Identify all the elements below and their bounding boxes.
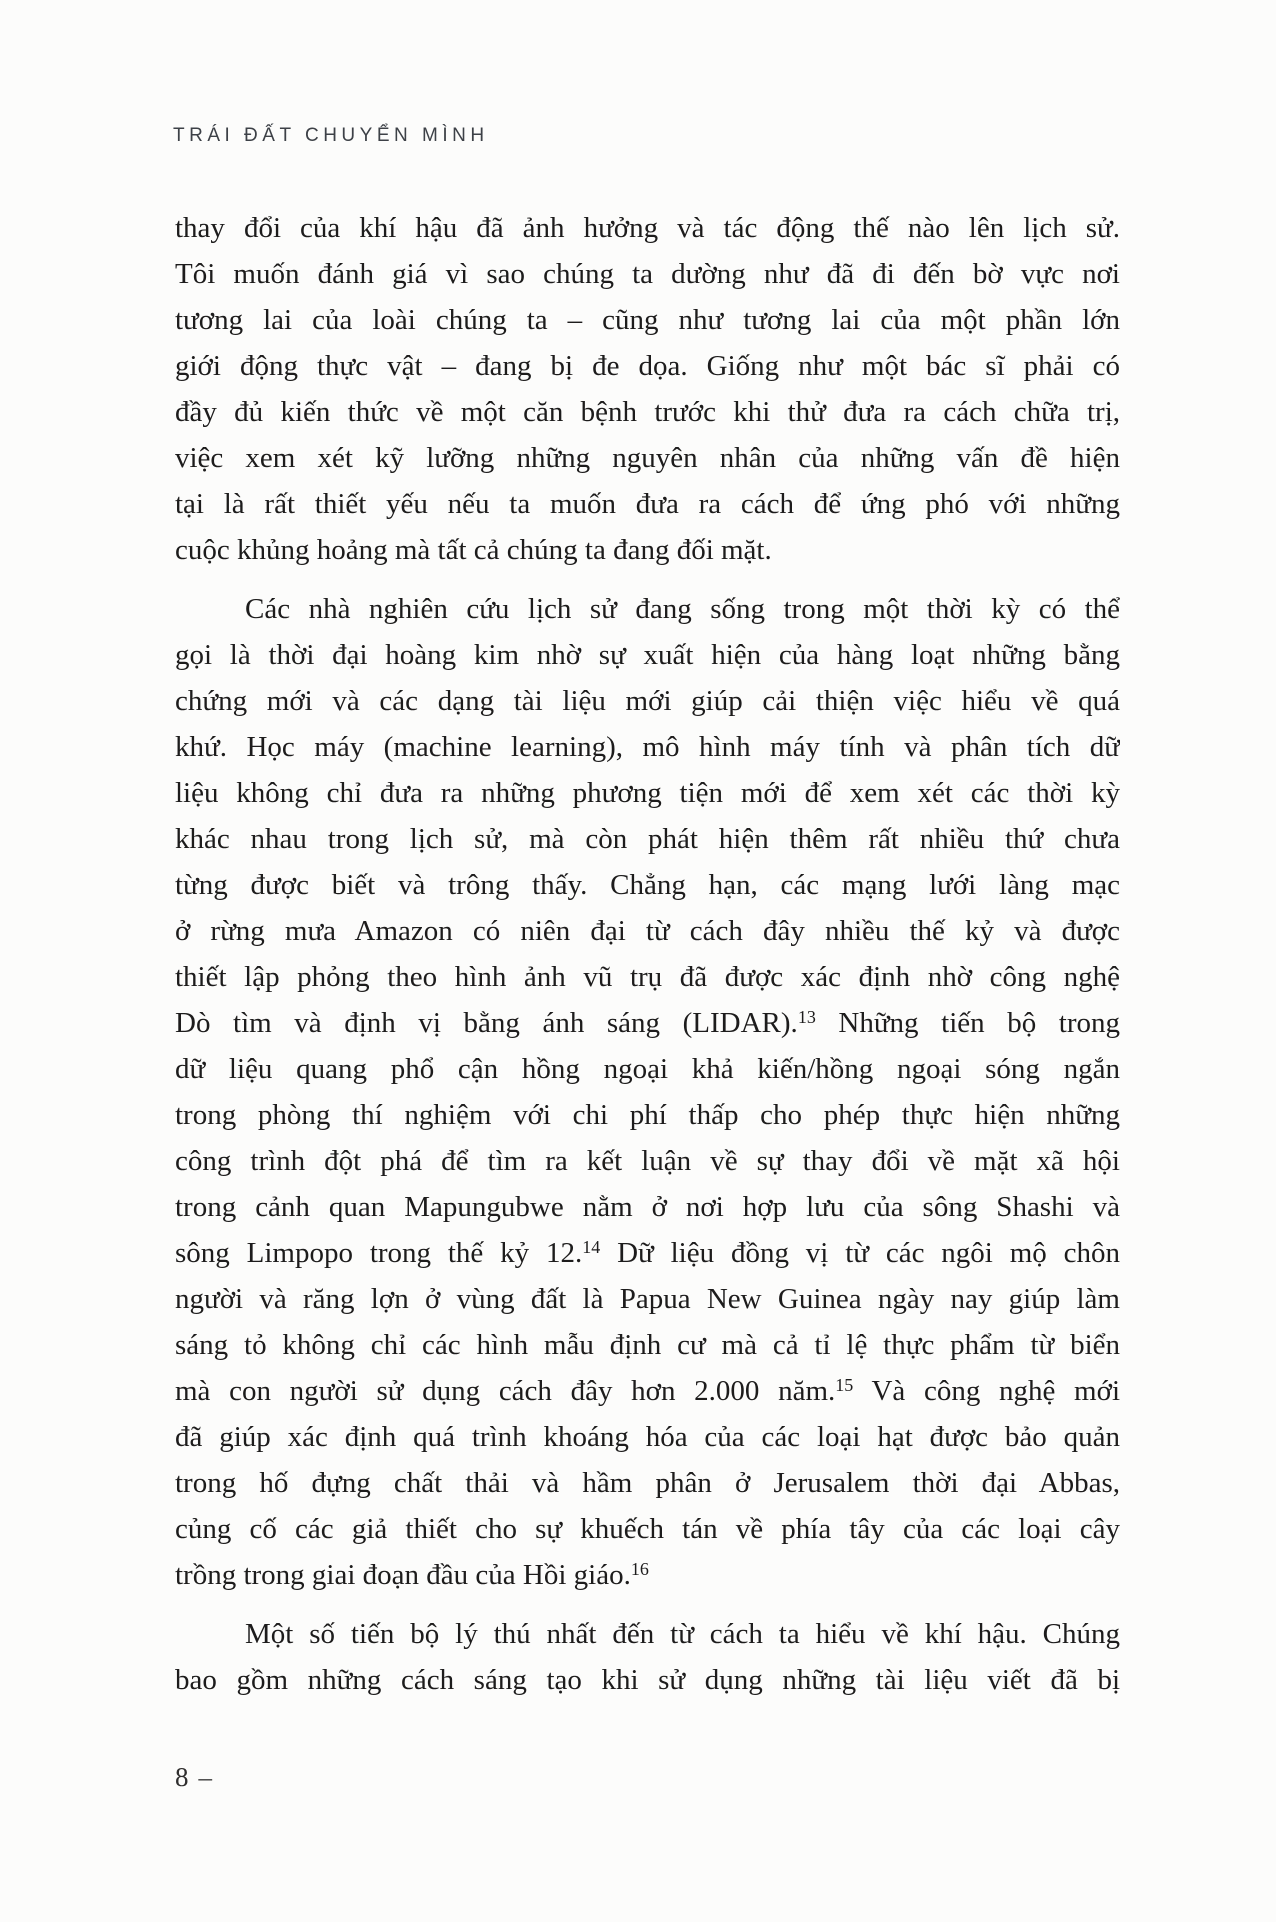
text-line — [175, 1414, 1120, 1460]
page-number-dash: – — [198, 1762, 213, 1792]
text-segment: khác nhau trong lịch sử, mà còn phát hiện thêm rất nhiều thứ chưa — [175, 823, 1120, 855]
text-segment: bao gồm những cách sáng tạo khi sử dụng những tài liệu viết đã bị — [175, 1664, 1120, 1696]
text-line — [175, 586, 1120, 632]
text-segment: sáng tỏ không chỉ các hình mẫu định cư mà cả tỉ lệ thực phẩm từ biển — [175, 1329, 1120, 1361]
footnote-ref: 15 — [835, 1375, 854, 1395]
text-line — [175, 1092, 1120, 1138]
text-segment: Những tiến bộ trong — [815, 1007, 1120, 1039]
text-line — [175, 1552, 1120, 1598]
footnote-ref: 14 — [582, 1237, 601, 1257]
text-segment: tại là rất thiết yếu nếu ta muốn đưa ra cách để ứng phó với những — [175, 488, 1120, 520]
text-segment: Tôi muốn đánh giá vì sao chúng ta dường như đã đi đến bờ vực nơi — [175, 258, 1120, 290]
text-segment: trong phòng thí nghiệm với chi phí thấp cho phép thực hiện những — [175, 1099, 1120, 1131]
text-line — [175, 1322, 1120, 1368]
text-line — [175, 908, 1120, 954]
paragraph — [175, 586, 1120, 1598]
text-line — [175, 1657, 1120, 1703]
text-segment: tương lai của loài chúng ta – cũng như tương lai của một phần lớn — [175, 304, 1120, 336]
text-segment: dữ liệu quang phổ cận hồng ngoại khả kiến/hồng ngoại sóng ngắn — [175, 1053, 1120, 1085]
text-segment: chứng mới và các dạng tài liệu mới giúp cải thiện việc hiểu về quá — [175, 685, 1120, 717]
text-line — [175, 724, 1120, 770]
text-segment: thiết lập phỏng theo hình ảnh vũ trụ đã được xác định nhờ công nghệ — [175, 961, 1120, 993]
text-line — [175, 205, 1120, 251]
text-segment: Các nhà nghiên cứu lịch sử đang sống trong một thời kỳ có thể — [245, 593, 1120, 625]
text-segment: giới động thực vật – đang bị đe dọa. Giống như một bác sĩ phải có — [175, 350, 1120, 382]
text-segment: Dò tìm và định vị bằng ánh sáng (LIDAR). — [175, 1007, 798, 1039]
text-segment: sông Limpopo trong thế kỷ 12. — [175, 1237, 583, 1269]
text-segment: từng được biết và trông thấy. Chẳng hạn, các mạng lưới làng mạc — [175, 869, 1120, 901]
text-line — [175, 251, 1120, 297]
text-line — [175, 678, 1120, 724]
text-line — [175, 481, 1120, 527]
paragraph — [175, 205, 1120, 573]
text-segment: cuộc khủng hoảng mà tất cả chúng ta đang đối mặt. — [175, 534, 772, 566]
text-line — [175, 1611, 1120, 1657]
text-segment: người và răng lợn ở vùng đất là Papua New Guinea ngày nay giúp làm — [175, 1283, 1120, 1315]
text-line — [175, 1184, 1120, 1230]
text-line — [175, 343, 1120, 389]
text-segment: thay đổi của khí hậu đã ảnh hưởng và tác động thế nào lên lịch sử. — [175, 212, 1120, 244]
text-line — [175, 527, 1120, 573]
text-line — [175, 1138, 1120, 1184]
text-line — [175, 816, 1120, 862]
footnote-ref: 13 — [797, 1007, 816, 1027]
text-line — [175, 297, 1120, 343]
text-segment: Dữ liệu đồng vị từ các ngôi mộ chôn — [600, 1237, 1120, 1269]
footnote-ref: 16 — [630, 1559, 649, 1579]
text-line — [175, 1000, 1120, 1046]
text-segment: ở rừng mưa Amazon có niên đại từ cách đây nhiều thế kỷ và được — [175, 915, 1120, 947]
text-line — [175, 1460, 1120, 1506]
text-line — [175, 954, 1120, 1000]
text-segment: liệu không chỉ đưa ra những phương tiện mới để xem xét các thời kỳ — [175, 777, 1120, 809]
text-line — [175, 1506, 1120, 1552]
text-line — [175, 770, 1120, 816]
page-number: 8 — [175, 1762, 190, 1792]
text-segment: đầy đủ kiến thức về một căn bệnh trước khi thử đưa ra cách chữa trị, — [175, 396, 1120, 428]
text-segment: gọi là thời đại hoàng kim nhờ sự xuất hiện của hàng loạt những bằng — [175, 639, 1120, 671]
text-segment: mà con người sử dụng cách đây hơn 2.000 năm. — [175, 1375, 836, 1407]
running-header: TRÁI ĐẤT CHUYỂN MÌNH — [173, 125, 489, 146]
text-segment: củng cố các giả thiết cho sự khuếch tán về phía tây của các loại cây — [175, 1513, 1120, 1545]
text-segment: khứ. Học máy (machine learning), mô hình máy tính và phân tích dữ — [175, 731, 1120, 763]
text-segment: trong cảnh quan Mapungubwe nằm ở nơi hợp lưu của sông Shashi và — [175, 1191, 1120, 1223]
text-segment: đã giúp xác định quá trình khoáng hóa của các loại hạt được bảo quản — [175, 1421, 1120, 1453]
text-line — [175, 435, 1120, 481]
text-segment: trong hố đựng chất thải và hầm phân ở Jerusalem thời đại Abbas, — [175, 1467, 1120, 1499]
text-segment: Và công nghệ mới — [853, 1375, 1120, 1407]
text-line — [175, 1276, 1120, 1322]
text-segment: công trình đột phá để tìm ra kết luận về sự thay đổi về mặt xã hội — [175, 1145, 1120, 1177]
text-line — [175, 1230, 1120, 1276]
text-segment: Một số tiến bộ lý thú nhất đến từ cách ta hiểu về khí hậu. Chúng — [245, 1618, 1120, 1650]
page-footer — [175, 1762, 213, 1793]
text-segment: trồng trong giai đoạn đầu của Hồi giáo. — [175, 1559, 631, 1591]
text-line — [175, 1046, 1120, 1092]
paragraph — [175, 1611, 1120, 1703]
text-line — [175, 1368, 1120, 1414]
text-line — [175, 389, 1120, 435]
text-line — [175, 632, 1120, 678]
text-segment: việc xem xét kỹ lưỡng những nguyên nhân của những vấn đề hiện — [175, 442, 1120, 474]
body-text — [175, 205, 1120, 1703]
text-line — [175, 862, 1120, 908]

▬▬▬

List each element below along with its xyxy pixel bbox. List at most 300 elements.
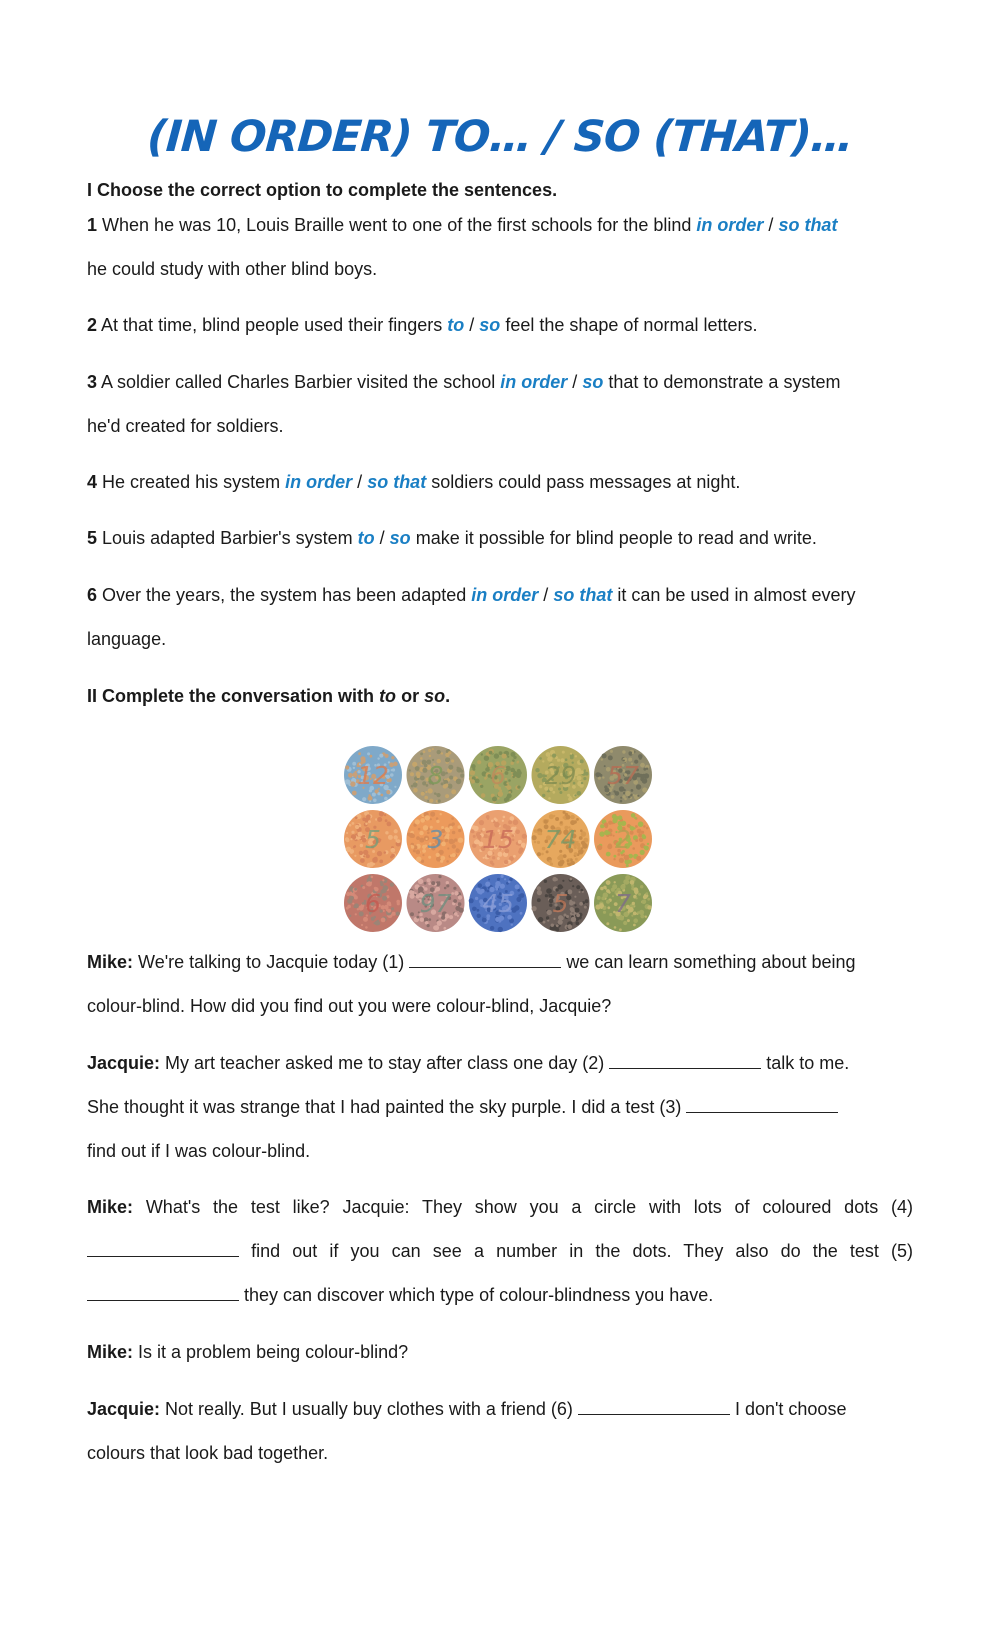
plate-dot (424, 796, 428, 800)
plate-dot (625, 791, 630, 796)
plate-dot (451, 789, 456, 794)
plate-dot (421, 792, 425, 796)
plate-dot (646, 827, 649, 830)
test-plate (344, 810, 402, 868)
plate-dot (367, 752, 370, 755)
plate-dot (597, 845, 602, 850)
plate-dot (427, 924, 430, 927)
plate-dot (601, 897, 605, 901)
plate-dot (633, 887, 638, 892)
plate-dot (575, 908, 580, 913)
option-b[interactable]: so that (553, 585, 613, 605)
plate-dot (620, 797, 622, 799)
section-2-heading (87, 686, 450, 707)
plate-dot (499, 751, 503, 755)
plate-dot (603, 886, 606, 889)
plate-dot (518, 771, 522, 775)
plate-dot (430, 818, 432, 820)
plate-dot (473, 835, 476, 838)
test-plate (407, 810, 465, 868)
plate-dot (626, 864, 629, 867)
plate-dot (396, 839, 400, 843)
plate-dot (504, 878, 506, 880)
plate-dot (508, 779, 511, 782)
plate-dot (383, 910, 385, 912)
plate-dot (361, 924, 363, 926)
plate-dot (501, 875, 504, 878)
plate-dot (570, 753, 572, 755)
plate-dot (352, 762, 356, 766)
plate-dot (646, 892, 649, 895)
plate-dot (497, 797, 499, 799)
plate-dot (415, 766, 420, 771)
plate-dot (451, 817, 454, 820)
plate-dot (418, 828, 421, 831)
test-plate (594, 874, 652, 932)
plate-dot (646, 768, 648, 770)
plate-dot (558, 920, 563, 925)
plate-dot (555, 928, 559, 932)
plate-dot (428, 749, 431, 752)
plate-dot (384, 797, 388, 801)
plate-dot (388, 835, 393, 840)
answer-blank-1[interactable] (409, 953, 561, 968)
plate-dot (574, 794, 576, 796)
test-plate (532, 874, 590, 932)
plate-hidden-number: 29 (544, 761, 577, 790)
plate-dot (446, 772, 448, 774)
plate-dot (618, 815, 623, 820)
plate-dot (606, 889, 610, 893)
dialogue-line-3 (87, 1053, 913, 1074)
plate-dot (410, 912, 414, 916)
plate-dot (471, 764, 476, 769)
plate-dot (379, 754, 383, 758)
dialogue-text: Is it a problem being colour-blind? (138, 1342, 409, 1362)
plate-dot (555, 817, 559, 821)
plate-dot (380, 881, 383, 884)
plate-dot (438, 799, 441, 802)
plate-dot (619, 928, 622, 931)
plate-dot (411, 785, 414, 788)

▬▬▬

Reproduce, without alteration, every line of the material from the line containing "plate-dot (424, 796, 428, 800)" down to the line containing "plate-dot (427, 924, 430, 927)", including both of those lines.

Exercise answer:
plate-dot (424, 796, 428, 800)
plate-dot (625, 791, 630, 796)
plate-dot (451, 789, 456, 794)
plate-dot (421, 792, 425, 796)
plate-dot (646, 827, 649, 830)
test-plate (344, 810, 402, 868)
plate-dot (367, 752, 370, 755)
plate-dot (597, 845, 602, 850)
plate-dot (427, 924, 430, 927)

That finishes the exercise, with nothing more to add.